Report the count of lines below that include "loses", without any other text.

──────── INFORMATION GIVEN

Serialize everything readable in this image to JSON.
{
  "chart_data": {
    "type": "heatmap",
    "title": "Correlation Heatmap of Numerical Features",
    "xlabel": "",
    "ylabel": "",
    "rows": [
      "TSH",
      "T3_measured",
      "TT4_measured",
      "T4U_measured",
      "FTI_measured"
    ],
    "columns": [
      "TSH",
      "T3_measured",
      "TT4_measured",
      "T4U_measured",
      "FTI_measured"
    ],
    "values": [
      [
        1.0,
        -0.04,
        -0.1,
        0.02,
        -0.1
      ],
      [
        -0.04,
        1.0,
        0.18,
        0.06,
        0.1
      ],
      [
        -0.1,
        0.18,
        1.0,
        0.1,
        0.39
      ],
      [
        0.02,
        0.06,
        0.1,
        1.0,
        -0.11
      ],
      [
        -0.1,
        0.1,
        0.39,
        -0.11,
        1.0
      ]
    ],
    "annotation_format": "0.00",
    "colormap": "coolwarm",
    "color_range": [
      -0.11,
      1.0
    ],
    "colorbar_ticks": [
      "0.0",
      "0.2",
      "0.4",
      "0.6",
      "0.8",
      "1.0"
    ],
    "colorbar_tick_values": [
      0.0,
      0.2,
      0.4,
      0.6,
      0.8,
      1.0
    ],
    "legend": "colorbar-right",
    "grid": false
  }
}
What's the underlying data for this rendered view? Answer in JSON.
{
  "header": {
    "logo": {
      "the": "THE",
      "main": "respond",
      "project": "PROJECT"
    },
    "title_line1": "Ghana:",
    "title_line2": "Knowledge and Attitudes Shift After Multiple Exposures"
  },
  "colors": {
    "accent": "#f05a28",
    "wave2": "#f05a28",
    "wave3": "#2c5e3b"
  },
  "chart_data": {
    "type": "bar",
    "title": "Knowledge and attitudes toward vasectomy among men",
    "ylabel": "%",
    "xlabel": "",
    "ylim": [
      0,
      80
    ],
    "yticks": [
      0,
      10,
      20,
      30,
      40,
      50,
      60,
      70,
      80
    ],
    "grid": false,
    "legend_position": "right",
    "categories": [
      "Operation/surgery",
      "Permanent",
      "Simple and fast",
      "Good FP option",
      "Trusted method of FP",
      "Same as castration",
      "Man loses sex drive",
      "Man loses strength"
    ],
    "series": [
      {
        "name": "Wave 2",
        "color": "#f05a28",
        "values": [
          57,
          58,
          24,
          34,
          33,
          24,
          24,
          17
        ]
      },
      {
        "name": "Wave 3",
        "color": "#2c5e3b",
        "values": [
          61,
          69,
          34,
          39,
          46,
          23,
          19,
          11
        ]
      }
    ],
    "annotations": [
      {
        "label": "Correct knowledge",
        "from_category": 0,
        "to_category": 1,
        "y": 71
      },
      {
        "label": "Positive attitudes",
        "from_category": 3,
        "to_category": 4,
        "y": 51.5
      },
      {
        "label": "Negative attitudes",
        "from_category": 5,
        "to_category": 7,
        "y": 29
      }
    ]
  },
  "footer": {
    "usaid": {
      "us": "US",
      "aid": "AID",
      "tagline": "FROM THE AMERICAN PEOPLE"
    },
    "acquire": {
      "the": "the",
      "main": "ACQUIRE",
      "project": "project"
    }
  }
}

────────────────

## TASK RESULT
2